### DATA RECORDS

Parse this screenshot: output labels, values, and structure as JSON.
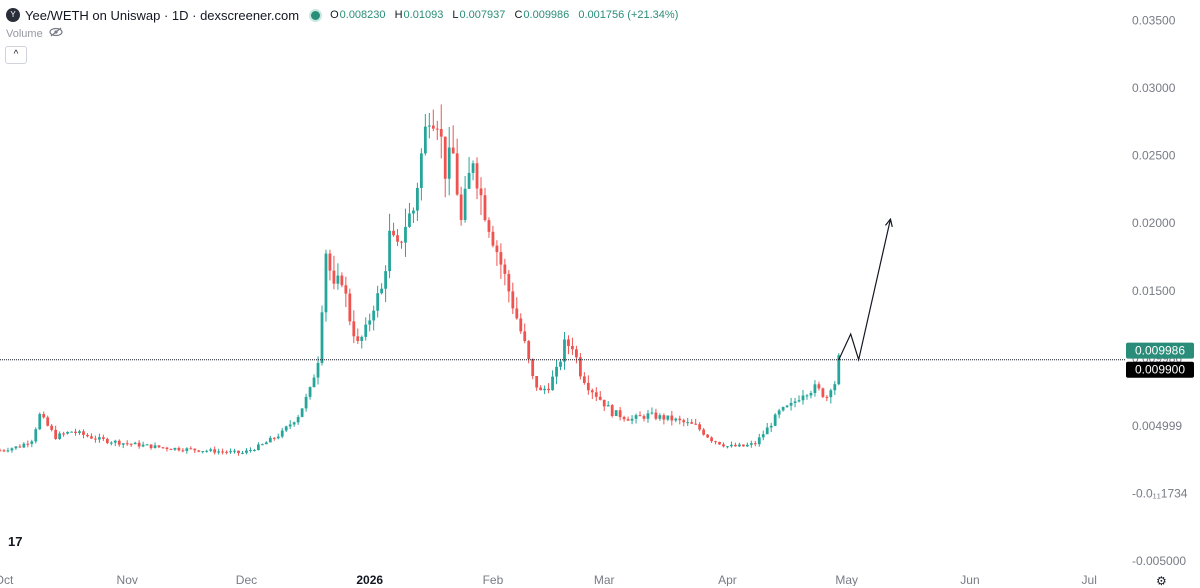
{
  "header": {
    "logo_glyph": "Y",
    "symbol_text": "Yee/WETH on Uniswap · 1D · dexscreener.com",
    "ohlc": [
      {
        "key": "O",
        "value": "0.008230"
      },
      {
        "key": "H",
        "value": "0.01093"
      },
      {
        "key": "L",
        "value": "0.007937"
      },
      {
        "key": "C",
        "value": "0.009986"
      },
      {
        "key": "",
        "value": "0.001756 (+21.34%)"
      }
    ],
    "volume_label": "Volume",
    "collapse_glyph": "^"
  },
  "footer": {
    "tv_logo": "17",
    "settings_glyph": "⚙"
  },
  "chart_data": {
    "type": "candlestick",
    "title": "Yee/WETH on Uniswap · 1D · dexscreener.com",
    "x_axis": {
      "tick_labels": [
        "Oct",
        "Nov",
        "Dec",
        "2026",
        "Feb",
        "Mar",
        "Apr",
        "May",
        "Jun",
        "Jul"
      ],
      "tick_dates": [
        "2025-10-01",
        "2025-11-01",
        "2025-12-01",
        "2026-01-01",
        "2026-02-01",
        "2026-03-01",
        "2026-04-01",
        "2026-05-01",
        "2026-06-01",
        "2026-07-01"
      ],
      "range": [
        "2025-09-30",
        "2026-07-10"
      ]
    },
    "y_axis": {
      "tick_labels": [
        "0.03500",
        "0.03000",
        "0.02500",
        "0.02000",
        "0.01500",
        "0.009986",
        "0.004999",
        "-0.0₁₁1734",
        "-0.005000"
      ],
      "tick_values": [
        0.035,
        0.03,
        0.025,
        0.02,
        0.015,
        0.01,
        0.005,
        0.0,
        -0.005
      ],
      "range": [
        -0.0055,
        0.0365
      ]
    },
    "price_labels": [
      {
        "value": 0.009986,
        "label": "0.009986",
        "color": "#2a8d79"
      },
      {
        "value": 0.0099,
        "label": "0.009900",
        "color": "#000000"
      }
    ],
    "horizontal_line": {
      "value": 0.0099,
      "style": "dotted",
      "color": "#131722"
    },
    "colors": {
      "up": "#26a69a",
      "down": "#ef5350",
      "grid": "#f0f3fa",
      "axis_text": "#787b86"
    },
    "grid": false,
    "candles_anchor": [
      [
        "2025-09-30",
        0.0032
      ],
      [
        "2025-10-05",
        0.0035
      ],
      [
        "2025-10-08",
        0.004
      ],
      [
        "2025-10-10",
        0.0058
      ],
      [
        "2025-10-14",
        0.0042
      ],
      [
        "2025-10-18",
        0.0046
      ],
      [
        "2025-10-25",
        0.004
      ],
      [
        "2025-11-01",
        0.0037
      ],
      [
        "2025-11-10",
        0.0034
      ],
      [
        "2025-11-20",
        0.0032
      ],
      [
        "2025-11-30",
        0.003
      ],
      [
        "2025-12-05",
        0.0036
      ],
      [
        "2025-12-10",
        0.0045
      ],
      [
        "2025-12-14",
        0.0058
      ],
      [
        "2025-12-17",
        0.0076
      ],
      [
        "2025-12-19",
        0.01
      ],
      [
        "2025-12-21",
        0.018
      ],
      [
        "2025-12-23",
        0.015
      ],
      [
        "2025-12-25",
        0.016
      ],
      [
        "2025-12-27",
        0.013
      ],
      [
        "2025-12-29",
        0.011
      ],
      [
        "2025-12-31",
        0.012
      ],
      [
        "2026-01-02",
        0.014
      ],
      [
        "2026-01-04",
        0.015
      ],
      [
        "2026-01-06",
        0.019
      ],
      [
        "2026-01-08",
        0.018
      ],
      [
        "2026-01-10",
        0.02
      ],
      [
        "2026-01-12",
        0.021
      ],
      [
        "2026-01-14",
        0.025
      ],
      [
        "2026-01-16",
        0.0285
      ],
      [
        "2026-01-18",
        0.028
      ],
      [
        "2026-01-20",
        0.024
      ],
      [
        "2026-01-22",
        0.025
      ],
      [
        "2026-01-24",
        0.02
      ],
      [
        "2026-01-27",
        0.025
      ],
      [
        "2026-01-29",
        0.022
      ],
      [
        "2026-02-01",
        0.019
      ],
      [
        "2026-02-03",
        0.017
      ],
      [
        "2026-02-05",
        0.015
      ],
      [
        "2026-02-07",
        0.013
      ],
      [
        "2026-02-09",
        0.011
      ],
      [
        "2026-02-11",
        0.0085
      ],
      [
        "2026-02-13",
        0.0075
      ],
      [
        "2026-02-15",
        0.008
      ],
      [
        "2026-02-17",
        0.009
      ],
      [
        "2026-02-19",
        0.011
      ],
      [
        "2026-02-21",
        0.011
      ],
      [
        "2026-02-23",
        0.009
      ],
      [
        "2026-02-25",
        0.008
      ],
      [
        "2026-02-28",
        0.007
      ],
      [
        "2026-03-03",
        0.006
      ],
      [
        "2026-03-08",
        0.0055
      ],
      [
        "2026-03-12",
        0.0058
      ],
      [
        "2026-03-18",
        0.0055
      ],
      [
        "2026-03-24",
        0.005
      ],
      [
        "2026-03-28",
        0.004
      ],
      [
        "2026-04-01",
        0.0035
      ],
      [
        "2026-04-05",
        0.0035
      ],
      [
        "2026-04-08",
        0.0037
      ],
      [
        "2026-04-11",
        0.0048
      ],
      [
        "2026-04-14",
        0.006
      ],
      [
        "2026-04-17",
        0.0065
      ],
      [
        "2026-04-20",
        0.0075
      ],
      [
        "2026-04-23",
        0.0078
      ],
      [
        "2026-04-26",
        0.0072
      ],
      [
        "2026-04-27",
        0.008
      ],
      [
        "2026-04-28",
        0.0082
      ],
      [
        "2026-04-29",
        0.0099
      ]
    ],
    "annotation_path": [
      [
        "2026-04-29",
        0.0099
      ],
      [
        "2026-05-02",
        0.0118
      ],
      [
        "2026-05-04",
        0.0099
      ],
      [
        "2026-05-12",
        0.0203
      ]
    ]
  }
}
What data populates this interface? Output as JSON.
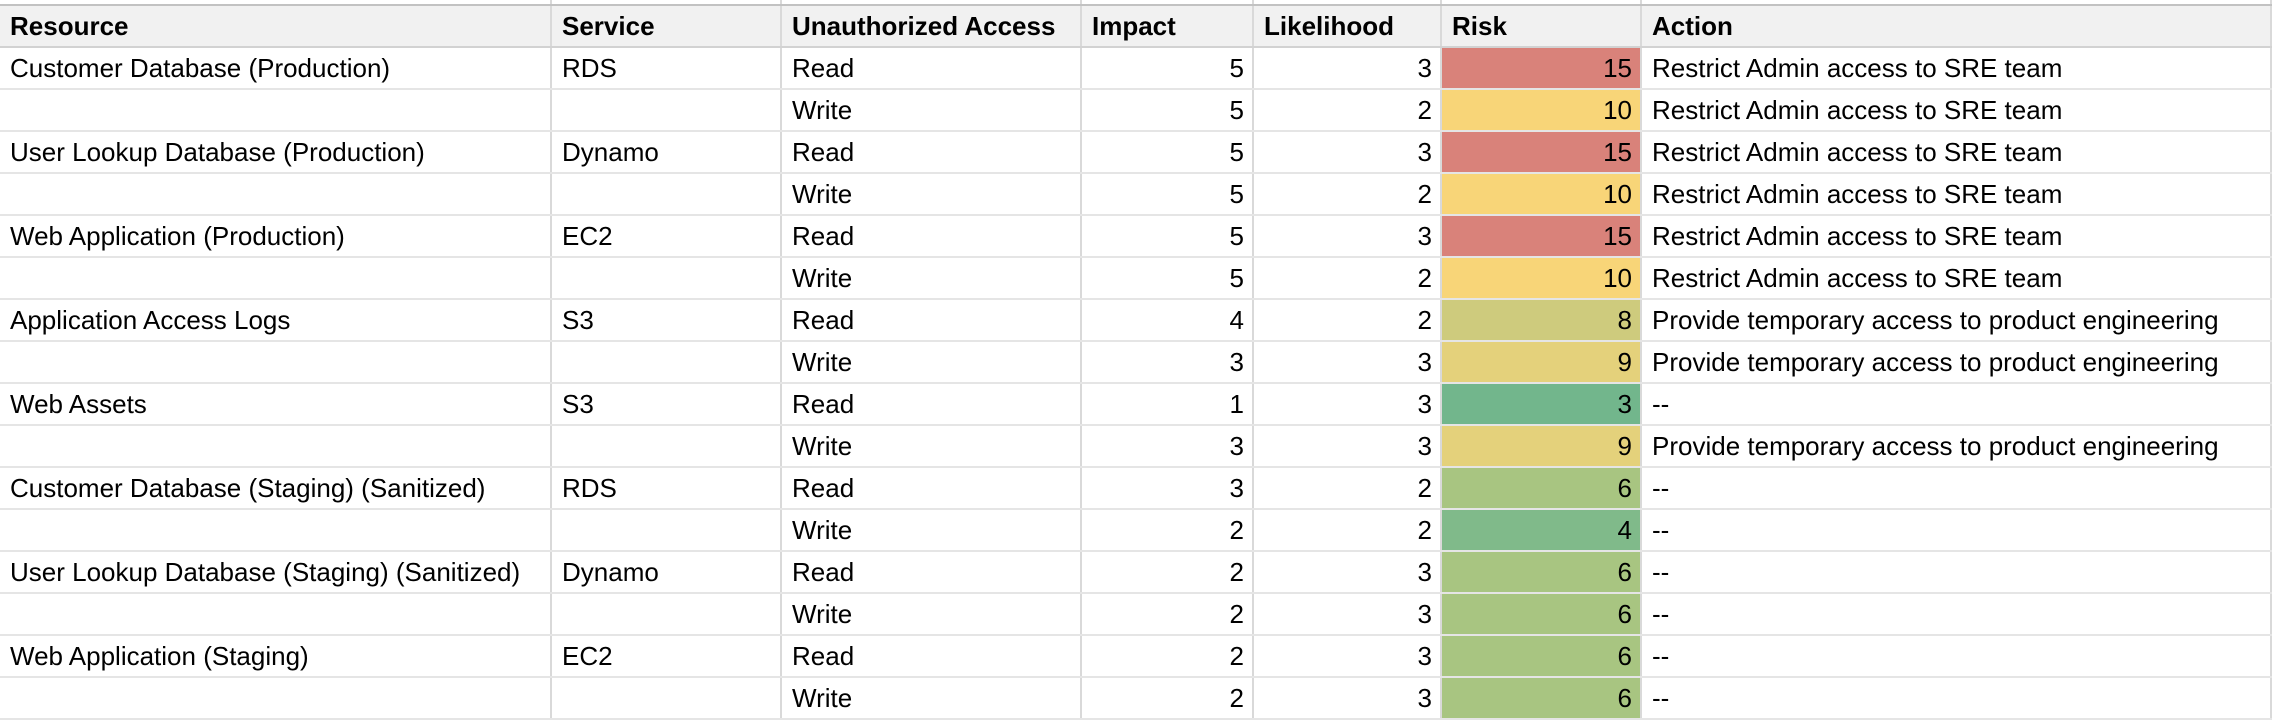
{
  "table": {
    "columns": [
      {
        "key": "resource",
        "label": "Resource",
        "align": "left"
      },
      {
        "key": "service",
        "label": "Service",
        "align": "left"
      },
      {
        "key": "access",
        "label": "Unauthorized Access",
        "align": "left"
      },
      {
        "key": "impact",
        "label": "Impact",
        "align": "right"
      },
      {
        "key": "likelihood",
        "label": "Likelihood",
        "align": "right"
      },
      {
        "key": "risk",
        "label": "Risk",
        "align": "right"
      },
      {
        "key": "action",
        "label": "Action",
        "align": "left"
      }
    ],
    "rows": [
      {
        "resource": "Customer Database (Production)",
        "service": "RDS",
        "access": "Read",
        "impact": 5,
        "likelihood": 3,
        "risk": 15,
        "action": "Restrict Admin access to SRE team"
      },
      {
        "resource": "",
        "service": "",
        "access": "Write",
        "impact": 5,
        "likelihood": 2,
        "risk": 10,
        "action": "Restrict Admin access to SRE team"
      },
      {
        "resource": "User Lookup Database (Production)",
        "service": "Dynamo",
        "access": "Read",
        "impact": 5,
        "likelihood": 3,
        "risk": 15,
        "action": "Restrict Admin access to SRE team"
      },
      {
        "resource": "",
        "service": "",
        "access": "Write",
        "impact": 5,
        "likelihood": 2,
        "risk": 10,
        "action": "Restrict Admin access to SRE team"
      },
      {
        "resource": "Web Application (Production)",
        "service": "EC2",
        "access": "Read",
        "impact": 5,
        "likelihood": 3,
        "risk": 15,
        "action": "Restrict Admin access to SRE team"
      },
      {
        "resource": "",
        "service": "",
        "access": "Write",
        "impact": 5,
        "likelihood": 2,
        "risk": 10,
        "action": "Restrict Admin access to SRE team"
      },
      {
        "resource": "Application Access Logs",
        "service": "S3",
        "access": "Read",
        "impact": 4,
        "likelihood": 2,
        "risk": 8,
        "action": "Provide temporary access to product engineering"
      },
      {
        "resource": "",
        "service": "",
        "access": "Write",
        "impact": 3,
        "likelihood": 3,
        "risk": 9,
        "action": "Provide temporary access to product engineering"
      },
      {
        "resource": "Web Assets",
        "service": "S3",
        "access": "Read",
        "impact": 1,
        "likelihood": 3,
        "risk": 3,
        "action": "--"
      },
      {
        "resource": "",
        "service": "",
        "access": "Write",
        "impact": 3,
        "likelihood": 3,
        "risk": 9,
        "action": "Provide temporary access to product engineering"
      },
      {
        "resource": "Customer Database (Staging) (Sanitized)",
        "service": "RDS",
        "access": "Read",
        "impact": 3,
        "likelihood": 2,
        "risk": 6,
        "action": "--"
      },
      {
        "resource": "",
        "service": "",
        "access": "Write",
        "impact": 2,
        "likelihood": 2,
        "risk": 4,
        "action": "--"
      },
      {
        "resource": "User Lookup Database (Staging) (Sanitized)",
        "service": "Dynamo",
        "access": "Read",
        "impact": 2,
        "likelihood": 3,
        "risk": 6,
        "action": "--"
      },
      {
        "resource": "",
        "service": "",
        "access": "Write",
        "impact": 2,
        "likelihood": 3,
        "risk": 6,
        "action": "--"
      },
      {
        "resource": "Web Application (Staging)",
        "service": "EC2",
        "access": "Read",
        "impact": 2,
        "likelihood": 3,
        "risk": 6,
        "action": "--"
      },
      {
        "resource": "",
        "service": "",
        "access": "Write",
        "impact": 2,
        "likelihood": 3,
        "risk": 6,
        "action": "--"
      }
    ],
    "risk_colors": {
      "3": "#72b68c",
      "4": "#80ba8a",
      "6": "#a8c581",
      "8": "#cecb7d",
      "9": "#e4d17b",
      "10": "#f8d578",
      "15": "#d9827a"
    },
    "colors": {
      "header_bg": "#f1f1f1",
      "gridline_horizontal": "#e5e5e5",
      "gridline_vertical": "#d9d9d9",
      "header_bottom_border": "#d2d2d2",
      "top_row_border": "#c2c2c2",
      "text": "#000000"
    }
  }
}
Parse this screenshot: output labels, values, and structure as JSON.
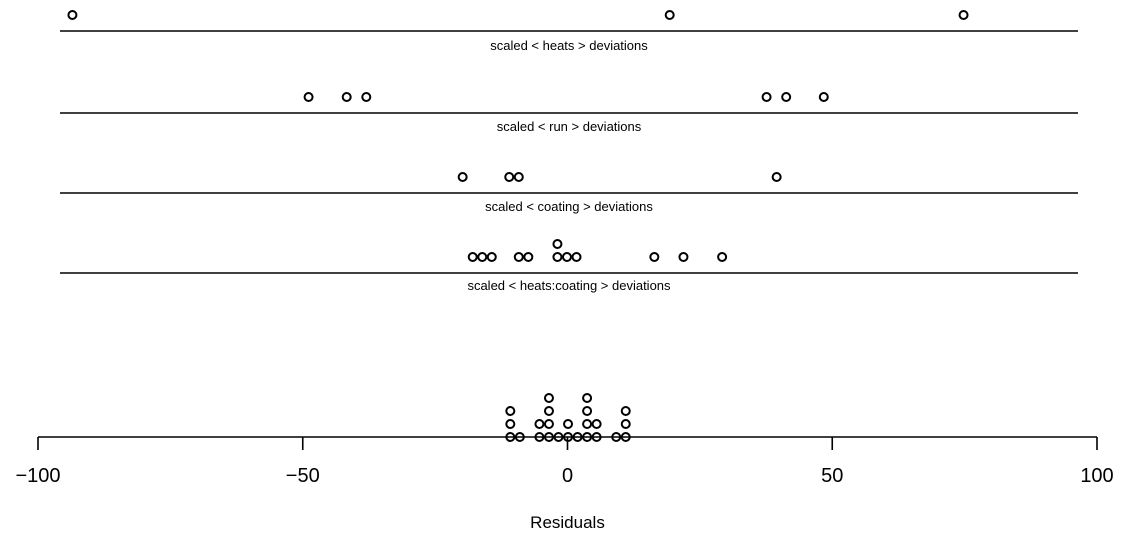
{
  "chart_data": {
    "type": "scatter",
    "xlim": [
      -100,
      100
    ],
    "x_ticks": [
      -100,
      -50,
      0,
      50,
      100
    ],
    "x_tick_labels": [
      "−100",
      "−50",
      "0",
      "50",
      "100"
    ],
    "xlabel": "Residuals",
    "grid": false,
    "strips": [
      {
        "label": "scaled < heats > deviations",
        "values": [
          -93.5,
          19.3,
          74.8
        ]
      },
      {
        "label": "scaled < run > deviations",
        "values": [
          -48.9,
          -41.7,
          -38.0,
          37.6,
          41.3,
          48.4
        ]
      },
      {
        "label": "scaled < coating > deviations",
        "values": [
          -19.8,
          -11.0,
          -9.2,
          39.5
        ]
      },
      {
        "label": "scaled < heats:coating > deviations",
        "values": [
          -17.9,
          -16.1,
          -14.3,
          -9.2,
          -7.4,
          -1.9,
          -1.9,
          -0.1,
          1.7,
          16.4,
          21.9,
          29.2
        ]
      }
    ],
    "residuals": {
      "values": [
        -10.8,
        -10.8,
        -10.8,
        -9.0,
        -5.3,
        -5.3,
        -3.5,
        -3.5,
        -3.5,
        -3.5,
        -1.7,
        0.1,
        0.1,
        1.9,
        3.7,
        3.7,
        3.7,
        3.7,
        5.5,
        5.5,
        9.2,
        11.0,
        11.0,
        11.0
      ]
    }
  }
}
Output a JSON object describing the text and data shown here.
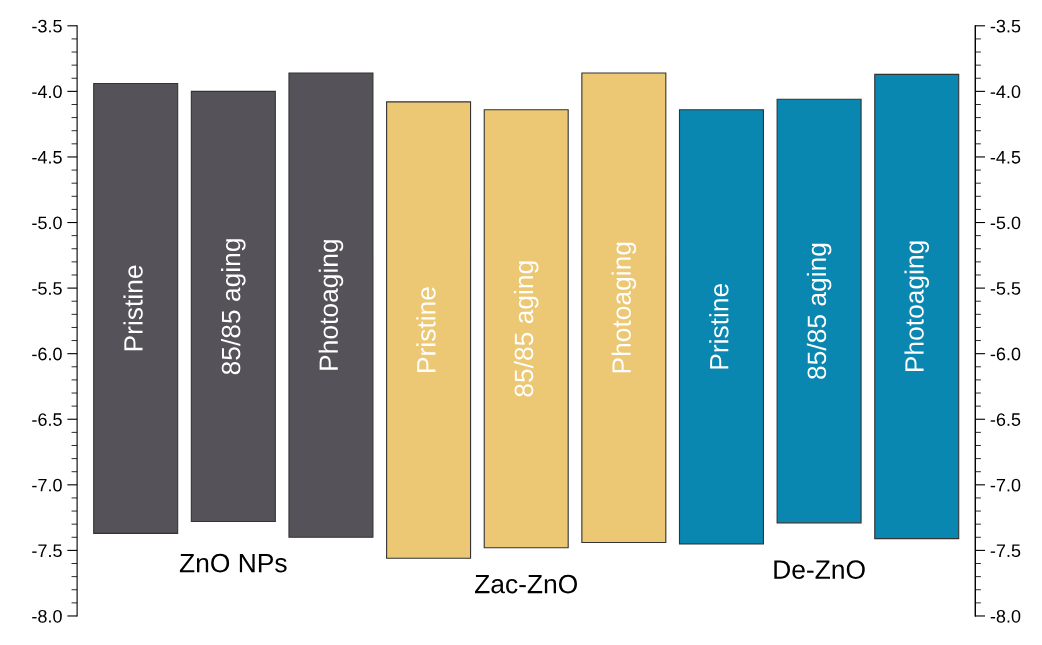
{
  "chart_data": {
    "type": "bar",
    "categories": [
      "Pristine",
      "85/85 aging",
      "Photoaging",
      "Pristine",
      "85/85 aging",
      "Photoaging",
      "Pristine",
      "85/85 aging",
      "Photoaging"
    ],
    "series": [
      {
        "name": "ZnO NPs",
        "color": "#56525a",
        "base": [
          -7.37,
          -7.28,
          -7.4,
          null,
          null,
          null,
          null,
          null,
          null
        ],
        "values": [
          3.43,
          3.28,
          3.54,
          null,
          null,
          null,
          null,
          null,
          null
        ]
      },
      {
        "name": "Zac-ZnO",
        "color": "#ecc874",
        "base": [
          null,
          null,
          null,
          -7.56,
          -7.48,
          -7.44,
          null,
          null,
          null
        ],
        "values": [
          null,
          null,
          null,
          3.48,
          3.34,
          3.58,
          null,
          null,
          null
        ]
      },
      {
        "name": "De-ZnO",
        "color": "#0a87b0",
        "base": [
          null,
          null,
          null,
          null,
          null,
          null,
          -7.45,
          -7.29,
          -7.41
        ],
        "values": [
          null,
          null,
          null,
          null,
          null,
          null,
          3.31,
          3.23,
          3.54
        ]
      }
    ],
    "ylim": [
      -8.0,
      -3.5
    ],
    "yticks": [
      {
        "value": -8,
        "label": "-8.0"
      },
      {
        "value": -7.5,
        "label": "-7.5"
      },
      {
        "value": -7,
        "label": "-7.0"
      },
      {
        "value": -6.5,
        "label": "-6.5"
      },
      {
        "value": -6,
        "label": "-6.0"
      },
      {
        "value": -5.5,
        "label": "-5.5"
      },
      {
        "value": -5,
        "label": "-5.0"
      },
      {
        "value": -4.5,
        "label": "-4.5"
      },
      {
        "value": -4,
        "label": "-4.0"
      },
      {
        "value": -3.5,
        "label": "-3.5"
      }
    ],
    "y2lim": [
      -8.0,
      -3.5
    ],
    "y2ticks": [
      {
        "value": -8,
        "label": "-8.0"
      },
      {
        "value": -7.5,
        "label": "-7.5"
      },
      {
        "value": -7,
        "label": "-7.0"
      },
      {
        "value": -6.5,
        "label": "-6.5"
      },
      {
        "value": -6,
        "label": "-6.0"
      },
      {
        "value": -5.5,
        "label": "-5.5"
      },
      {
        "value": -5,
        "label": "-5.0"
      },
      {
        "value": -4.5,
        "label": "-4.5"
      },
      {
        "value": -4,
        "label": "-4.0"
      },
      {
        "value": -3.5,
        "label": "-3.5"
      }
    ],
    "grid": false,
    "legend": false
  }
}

######

__THE TASK__: Show every line in the entries where the string "deviations" occurs.

__RESULT OF THE TASK__:
        "label": "scaled < heats > deviations",
        "label": "scaled < run > deviations",
        "label": "scaled < coating > deviations",
        "label": "scaled < heats:coating > deviations",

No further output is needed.